#### Problem details:
Reproduce, character for character, the stretch of the material from the line containing "svg-text:Circuit schematic diagram:: Circuit" through the line containing "svg-text:P20: P20 <box>870 945 891 960</box>", including both of those lines.

#### Supplied information:
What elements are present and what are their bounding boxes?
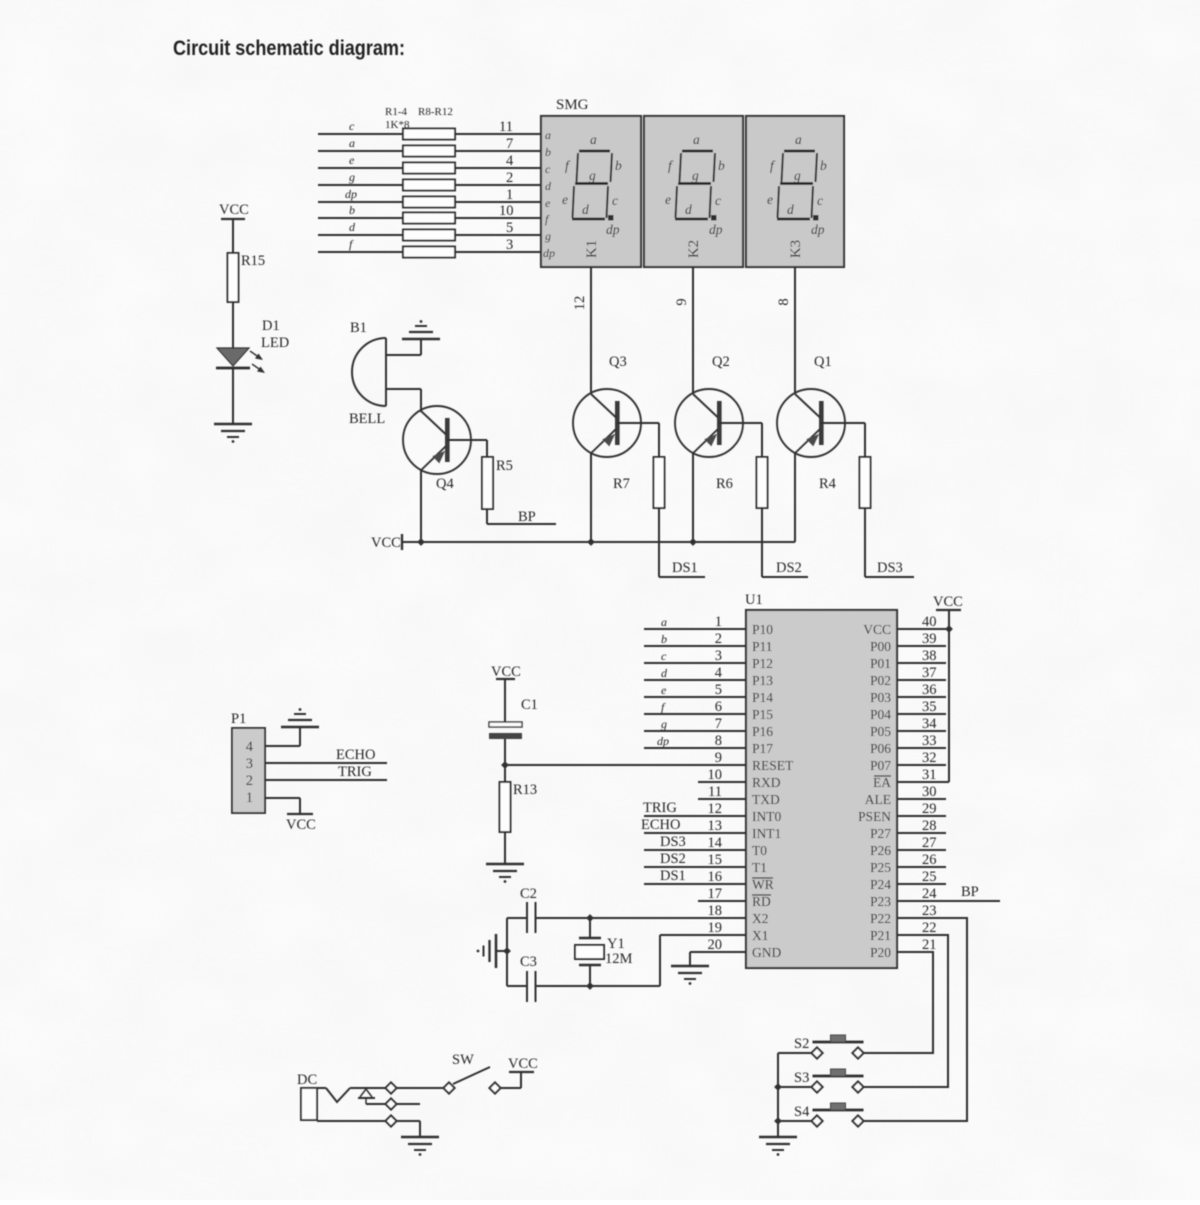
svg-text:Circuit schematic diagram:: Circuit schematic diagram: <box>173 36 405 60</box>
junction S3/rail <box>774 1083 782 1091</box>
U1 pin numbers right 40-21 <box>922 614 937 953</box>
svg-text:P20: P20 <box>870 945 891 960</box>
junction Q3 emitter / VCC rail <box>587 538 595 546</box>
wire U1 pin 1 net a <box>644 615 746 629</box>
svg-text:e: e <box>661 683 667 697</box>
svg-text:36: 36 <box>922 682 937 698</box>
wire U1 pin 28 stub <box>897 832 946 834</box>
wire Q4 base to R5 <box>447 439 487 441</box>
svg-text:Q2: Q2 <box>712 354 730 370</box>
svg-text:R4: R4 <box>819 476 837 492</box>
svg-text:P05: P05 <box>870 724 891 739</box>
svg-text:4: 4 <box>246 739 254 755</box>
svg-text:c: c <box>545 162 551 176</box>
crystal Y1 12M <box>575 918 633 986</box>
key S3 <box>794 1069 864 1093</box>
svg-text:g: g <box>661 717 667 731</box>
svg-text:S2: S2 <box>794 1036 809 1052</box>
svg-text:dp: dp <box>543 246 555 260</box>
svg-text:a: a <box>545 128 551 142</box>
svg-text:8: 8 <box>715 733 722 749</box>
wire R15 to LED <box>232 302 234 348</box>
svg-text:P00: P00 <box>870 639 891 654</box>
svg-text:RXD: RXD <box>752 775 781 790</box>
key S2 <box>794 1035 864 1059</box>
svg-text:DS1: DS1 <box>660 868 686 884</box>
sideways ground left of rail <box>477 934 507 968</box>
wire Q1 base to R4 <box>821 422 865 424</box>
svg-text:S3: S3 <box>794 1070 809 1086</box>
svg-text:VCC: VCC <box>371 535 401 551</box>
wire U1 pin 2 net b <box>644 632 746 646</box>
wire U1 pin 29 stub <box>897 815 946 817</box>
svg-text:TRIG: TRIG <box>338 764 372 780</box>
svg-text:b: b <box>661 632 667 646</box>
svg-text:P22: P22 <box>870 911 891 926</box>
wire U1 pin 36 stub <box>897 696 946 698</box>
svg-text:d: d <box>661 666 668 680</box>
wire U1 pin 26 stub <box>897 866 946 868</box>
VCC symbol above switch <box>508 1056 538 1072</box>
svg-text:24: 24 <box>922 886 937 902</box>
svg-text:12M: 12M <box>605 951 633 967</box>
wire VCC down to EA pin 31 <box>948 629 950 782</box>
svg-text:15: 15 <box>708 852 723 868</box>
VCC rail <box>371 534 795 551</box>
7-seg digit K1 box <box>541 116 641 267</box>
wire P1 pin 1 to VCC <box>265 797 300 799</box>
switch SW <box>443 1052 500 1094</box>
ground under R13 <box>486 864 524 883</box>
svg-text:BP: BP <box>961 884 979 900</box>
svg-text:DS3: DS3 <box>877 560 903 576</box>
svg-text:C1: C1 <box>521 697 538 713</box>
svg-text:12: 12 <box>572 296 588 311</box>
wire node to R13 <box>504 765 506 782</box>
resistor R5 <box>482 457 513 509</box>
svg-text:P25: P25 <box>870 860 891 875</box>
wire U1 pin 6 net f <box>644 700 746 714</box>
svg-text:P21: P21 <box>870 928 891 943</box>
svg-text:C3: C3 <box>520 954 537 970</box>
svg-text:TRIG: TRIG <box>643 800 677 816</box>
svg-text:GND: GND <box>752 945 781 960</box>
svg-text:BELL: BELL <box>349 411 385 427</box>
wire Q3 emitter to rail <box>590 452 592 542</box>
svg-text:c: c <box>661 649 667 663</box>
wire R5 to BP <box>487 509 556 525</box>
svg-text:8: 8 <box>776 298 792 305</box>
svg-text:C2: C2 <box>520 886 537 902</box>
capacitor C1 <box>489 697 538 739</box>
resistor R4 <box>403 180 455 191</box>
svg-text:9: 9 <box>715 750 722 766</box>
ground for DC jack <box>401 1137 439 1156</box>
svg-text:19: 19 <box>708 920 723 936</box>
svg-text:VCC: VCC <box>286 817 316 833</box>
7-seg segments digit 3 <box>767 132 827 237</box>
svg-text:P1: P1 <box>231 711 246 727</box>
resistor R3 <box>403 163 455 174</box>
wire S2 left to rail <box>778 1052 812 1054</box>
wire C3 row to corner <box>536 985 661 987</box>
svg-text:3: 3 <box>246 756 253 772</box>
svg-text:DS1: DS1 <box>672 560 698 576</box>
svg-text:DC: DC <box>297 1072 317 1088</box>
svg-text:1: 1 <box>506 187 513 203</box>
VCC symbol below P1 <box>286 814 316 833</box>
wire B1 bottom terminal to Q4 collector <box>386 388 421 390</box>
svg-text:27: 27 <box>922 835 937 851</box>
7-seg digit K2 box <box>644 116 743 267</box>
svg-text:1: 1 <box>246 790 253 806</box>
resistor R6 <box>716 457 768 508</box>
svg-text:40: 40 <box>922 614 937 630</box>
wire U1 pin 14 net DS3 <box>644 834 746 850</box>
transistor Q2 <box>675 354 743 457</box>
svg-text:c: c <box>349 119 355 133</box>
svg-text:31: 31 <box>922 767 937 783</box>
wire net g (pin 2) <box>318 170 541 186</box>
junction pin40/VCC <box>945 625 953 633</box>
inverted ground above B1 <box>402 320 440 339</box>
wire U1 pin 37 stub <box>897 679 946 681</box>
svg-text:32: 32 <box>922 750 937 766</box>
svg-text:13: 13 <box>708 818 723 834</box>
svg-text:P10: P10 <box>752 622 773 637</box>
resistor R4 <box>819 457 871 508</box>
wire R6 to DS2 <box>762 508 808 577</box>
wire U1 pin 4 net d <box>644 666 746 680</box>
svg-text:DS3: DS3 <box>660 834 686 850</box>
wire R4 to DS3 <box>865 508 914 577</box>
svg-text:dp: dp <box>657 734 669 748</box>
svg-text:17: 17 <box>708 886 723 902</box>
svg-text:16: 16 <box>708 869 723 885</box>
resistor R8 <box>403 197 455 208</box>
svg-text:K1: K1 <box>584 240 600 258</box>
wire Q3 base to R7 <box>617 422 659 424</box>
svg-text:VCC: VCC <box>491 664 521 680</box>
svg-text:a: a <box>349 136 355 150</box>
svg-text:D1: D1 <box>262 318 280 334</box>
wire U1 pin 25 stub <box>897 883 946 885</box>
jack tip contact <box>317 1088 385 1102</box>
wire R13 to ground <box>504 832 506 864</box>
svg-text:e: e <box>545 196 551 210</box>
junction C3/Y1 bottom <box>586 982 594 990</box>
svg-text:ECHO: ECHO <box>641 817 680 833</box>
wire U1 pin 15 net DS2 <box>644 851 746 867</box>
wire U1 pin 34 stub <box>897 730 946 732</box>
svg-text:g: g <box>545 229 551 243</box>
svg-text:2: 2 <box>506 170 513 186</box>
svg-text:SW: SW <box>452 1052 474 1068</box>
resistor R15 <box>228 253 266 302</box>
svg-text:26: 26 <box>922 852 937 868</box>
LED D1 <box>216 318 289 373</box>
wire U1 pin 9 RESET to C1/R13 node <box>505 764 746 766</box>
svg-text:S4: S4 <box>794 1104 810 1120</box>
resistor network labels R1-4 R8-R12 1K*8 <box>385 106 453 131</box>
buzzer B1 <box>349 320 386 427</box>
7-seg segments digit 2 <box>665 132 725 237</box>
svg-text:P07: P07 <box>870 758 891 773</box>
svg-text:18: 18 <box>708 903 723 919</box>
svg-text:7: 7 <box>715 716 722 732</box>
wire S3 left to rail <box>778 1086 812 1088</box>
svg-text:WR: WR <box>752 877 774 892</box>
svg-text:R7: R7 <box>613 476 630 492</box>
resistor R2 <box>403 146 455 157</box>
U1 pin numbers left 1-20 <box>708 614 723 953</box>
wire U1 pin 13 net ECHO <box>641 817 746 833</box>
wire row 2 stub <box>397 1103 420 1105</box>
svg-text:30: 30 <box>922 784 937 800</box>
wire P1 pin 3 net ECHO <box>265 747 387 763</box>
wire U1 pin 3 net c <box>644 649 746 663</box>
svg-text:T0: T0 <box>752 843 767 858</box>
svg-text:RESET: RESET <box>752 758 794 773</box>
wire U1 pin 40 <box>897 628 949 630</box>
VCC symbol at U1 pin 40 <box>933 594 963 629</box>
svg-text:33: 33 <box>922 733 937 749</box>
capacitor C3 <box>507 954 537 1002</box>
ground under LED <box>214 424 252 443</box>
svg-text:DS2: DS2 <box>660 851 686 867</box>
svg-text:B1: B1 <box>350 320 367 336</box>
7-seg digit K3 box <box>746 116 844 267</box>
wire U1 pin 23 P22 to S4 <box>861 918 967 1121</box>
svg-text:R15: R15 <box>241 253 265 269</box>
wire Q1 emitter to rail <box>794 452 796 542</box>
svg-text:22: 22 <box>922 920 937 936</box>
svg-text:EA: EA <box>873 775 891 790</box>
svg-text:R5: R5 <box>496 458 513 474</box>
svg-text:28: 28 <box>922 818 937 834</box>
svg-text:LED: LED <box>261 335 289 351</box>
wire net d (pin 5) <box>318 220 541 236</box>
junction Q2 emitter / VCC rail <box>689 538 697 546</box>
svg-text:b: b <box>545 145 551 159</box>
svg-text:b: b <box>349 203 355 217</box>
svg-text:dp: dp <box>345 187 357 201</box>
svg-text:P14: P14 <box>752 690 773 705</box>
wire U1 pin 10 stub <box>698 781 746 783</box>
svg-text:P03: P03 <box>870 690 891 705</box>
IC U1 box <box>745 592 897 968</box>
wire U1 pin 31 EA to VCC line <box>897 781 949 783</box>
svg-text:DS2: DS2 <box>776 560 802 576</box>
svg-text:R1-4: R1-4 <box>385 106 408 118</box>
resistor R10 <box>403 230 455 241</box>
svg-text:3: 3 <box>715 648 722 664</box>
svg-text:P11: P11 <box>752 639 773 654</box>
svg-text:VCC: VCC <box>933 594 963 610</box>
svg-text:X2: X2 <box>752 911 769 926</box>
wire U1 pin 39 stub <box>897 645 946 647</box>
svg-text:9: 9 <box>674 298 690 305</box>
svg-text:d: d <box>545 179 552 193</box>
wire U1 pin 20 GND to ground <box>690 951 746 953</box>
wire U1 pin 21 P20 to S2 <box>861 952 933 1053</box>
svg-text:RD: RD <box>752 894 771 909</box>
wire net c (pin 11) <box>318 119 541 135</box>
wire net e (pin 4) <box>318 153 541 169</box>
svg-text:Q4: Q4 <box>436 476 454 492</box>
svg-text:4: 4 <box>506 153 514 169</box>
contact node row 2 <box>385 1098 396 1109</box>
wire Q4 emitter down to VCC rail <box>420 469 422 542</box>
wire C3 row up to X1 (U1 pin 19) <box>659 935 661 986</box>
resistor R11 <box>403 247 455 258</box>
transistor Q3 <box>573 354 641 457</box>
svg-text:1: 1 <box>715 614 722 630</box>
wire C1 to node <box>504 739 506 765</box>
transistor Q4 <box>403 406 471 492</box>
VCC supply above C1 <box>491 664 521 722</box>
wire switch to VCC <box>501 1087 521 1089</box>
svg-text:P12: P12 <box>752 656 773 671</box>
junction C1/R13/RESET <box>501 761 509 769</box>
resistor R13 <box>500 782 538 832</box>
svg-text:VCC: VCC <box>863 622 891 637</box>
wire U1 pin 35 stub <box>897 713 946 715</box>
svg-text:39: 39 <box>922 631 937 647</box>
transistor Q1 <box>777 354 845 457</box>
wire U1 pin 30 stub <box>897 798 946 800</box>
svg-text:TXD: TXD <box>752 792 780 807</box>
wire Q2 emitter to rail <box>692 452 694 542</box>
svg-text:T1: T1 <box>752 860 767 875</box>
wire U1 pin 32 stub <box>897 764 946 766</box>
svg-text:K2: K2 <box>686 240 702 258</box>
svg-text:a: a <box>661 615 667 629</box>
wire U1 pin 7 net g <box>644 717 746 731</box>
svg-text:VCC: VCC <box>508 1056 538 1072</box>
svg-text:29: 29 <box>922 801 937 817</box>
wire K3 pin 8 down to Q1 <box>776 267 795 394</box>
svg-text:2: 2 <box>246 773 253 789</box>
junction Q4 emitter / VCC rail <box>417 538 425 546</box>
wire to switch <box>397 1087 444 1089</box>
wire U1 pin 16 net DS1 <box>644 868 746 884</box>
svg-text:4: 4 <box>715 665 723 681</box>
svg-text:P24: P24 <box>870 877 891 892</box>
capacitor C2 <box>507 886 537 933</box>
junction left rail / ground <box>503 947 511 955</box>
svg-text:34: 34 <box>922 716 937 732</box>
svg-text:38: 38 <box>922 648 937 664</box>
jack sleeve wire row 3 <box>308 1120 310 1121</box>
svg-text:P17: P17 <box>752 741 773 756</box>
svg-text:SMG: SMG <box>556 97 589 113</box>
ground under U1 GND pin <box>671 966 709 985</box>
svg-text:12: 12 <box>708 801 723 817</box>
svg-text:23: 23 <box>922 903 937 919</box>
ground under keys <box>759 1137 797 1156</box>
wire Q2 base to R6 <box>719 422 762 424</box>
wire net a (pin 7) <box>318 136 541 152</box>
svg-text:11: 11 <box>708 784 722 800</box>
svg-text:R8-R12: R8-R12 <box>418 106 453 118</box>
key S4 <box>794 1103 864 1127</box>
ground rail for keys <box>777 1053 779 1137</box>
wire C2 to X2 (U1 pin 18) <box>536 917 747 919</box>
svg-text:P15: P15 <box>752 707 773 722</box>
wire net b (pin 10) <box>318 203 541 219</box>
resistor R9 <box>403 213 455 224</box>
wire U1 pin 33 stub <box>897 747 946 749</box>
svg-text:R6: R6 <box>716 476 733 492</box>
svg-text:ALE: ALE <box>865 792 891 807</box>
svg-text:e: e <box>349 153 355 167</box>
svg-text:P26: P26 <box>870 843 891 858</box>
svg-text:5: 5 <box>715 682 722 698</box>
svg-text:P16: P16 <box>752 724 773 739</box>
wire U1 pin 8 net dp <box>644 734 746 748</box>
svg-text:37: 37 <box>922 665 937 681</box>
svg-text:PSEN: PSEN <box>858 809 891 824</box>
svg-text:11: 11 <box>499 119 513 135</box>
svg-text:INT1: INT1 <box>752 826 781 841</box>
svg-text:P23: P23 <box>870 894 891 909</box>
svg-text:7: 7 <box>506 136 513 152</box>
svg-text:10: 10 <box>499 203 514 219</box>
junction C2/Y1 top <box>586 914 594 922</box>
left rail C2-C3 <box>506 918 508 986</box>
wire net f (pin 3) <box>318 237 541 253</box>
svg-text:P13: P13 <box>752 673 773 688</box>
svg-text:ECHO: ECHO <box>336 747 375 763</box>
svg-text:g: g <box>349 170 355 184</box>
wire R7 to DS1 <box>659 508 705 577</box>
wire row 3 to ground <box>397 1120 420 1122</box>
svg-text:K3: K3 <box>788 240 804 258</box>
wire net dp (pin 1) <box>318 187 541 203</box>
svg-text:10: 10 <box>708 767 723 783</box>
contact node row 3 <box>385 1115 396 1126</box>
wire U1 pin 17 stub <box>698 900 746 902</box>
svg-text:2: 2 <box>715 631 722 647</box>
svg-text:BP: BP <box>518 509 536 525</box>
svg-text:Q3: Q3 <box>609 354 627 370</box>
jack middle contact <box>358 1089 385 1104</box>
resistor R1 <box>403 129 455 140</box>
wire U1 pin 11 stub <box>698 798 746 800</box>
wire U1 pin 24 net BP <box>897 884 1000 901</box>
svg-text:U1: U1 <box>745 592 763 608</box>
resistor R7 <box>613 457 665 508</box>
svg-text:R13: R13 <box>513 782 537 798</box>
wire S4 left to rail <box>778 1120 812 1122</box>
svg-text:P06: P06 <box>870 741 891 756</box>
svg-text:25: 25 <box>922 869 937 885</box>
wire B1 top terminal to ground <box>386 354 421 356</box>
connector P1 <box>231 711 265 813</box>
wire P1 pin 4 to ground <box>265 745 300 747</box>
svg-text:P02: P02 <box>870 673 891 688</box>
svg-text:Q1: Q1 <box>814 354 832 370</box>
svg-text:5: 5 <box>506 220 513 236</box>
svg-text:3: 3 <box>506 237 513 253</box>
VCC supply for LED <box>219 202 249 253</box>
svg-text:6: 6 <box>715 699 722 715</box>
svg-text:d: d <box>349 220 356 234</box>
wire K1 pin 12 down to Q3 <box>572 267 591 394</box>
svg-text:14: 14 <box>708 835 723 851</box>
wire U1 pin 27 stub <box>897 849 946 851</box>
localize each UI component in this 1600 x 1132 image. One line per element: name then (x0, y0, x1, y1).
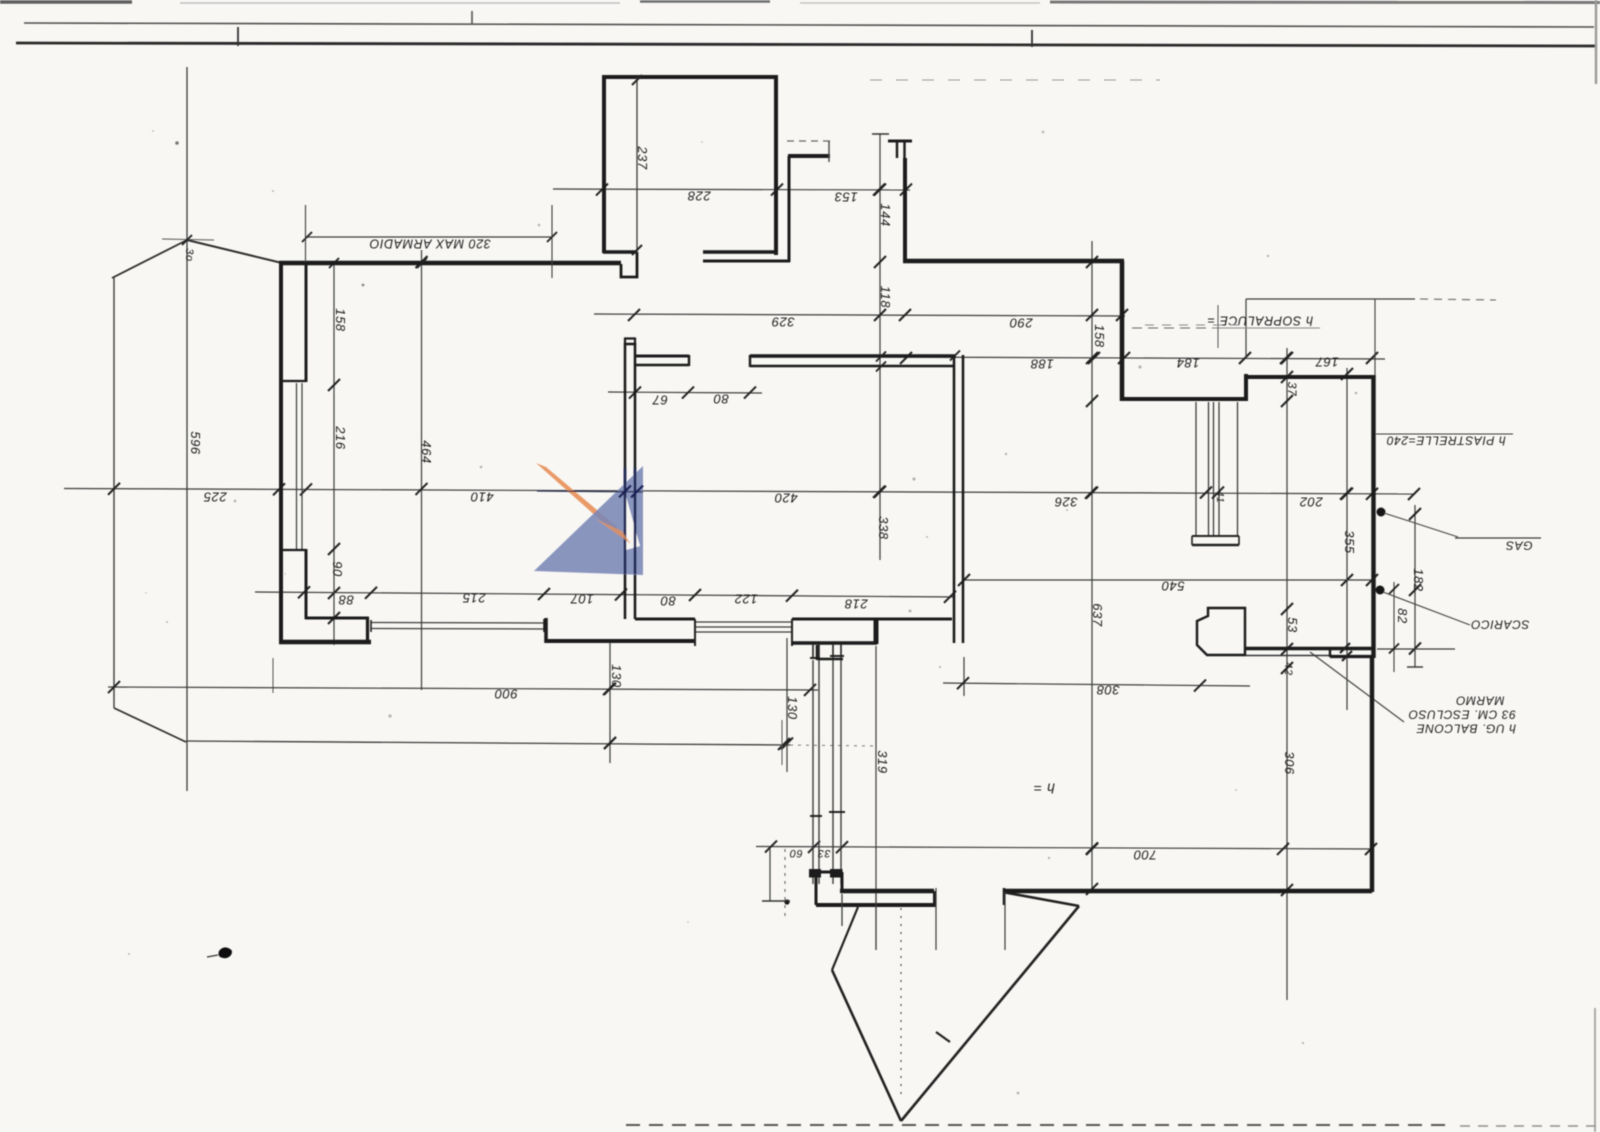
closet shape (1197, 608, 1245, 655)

#### Result below:
svg-text:Circuit schematic diagram:: Circuit schematic diagram: <box>173 36 405 60</box>
junction S3/rail <box>774 1083 782 1091</box>
U1 pin numbers right 40-21 <box>922 614 937 953</box>
svg-text:P20: P20 <box>870 945 891 960</box>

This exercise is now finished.